State the number of lines that hold the string "archiso", with nothing added.

──────── Data rows

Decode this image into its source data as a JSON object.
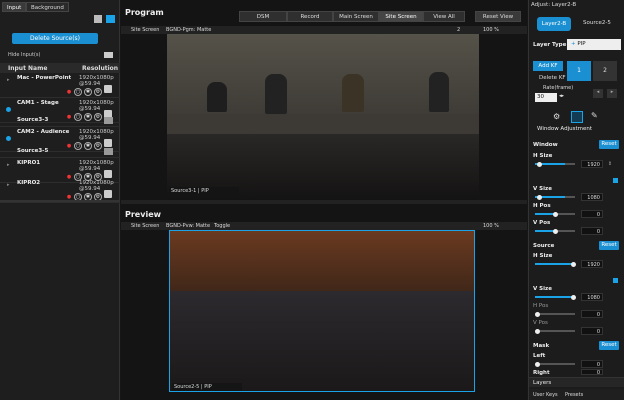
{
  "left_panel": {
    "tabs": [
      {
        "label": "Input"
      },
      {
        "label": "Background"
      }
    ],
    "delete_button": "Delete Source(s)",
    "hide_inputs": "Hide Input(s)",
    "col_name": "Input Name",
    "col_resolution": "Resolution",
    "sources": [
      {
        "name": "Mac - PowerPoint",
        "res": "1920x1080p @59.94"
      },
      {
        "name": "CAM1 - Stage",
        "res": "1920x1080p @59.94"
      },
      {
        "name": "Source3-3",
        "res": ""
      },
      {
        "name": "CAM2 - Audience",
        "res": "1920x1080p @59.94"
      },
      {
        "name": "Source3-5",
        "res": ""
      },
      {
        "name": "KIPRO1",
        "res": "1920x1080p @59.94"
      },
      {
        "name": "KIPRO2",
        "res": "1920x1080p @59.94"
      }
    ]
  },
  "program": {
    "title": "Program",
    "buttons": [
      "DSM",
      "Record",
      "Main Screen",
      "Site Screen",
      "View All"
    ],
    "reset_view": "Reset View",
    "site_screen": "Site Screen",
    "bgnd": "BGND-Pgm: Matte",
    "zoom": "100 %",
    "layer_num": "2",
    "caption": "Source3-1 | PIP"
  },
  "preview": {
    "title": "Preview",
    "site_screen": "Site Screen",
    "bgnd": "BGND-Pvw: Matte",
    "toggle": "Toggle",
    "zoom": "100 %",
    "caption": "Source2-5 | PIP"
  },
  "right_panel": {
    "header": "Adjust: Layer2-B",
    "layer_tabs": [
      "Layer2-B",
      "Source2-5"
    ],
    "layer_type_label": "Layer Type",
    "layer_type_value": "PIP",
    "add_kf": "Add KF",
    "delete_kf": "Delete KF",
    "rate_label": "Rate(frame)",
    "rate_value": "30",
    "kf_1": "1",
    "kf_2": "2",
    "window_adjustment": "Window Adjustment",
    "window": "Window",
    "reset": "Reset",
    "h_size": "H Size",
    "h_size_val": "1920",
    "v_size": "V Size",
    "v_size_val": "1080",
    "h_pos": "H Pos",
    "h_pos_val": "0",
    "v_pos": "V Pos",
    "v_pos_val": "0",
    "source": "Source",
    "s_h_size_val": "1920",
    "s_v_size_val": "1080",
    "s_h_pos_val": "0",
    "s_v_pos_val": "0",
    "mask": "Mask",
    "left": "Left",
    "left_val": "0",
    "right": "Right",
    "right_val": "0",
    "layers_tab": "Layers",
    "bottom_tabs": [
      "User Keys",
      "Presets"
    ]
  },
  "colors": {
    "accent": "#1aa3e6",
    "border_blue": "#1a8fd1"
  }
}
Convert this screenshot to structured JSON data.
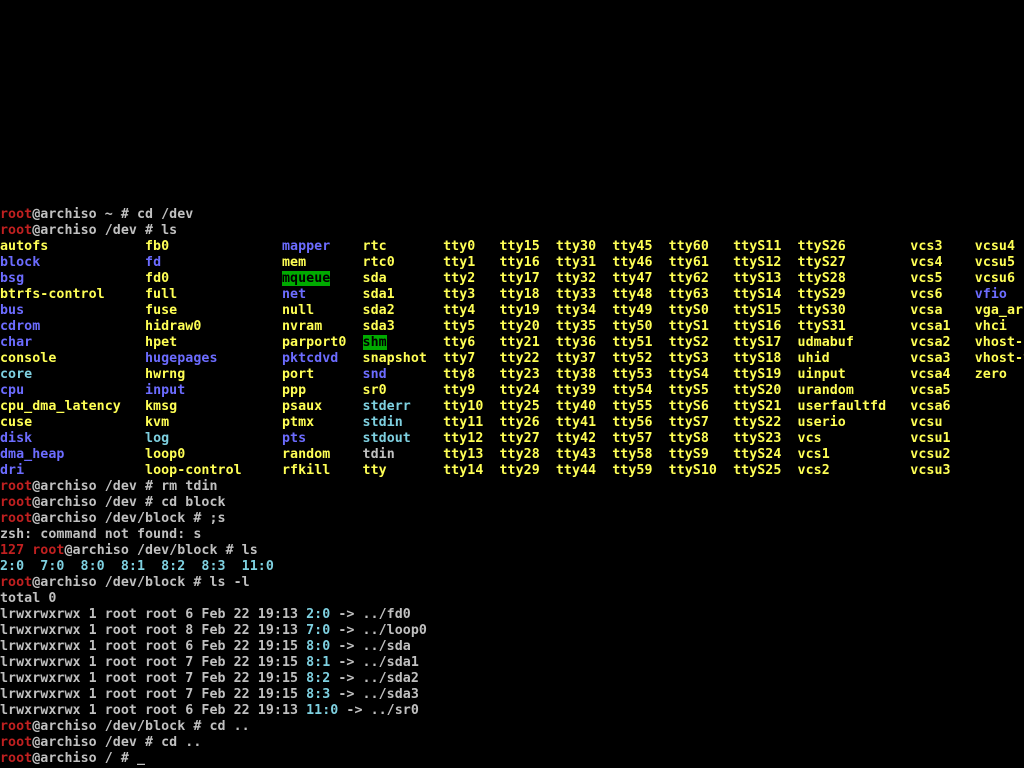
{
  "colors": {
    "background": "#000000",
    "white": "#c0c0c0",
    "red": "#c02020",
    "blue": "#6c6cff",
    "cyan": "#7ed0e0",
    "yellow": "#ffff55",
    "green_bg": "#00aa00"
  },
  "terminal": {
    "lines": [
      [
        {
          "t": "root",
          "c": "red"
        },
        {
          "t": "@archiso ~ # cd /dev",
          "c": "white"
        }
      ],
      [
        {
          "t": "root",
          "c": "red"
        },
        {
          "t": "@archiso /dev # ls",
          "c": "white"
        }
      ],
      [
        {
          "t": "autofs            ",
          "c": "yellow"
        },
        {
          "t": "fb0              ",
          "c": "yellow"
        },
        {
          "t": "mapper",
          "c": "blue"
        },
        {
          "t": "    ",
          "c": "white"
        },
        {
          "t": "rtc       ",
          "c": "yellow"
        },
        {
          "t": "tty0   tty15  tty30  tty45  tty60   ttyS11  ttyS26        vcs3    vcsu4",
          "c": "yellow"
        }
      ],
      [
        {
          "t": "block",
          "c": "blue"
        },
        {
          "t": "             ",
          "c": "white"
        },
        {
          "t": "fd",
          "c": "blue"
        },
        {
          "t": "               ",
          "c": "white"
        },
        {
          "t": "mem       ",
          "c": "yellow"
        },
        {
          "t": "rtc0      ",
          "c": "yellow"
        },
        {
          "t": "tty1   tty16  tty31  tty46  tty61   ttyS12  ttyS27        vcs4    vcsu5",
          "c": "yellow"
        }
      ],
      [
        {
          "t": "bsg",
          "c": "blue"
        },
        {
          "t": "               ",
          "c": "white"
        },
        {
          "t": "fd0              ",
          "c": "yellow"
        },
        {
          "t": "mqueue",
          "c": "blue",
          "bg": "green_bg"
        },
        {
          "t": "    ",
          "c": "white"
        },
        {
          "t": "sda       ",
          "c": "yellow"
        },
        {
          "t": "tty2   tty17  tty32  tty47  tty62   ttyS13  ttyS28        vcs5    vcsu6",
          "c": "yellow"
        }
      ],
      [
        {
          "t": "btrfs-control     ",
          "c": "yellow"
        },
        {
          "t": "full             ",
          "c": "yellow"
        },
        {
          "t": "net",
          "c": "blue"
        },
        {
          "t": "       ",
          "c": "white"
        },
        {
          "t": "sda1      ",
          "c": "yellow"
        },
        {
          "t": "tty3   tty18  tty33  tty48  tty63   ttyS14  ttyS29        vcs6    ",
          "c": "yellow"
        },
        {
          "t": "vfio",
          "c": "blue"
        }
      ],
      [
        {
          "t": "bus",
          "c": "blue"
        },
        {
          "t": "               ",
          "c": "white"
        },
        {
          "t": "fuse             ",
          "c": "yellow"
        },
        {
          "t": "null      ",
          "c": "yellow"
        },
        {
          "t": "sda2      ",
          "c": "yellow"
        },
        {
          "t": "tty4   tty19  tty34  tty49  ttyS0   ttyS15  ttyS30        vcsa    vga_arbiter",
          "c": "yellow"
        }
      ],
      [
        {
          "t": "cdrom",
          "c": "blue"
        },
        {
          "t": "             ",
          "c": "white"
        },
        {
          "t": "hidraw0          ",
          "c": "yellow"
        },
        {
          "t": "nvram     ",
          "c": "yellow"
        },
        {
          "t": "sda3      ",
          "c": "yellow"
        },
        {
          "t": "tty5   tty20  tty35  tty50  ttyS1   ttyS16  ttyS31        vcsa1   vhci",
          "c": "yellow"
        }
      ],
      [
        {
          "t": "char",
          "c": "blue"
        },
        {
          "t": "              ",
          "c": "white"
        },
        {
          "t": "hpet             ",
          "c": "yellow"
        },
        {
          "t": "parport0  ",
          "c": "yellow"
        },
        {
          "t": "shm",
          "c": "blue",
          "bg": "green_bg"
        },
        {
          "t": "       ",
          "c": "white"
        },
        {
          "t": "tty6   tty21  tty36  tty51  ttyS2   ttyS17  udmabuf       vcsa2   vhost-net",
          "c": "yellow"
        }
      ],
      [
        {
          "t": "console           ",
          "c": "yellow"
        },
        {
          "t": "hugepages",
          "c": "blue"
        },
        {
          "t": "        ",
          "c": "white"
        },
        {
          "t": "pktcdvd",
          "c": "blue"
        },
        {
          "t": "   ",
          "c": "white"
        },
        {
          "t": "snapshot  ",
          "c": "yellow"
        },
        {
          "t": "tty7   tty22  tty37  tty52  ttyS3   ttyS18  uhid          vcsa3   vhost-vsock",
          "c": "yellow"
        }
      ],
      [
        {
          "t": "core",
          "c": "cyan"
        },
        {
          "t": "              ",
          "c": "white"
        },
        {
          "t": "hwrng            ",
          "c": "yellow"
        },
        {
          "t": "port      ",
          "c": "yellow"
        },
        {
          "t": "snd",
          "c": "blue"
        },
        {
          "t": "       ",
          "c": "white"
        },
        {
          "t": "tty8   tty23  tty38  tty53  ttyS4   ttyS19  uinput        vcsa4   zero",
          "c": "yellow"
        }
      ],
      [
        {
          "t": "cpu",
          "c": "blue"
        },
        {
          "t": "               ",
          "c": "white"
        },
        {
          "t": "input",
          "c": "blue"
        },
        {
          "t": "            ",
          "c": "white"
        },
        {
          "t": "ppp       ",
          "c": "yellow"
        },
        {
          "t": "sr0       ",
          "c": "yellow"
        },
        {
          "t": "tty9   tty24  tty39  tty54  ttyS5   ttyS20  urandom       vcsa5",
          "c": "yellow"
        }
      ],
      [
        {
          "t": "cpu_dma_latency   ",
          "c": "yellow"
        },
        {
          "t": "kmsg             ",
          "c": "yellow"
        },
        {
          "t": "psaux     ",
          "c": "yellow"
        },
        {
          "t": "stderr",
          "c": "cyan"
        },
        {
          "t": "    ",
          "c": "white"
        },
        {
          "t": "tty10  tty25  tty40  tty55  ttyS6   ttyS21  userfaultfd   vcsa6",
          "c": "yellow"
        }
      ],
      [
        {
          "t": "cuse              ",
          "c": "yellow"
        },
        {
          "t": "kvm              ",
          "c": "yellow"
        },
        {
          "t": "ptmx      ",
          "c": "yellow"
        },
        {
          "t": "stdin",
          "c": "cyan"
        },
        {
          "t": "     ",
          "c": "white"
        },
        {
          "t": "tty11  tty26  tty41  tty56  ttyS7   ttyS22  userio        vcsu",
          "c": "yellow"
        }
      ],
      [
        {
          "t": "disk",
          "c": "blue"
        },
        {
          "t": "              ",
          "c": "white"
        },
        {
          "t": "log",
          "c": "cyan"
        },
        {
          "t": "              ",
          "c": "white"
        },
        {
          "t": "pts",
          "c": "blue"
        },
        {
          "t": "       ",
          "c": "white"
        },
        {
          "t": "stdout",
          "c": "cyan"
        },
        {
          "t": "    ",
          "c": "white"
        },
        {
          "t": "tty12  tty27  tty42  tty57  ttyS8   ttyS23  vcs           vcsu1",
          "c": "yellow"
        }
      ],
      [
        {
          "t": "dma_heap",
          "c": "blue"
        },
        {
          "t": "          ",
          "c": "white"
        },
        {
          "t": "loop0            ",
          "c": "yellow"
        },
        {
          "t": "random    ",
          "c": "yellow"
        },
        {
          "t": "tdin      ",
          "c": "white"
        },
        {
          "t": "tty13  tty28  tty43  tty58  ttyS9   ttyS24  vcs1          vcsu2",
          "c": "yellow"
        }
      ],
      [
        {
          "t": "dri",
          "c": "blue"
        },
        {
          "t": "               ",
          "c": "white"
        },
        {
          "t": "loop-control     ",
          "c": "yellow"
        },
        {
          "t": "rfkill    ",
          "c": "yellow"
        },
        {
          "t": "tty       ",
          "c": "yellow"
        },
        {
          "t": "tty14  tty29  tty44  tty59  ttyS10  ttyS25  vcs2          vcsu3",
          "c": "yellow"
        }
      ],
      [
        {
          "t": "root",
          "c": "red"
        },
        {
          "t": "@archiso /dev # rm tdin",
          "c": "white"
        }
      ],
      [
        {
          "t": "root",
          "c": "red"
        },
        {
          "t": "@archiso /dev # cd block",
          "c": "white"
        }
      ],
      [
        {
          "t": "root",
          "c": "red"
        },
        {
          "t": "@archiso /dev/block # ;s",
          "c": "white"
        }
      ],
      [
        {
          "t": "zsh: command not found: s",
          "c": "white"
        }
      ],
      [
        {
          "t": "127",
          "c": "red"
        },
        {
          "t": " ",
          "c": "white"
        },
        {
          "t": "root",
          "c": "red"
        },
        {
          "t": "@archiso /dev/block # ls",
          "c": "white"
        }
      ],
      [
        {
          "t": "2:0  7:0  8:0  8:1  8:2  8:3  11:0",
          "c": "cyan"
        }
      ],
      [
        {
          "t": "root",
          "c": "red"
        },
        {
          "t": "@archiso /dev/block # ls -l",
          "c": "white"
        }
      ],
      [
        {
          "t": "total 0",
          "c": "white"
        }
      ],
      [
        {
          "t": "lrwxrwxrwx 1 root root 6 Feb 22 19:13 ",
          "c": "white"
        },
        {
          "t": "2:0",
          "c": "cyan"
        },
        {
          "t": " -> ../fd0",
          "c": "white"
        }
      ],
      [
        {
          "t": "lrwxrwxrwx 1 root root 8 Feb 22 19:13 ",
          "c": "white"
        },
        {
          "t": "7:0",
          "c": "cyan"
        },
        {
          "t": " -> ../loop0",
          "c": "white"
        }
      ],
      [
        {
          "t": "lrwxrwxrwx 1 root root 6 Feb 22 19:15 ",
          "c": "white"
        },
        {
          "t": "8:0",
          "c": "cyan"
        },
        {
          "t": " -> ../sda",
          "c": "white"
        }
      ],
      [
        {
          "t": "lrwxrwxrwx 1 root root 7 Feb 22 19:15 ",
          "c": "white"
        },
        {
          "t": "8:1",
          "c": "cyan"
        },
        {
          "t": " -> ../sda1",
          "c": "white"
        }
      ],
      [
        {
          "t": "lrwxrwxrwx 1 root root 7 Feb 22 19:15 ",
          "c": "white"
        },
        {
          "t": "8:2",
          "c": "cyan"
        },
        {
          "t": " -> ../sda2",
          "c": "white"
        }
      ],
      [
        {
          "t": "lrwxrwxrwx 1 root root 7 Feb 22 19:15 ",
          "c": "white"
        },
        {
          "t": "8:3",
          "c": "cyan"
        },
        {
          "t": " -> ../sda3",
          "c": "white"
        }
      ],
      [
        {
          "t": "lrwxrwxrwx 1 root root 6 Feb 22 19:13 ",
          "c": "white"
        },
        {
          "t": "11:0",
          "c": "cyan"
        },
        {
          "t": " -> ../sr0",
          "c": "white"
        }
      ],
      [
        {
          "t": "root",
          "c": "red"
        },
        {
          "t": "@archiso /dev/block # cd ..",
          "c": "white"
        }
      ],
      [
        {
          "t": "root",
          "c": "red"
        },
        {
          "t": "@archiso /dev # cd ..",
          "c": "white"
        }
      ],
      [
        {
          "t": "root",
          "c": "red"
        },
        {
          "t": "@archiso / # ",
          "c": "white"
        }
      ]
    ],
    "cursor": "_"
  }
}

────────────────

### Answer for the task
10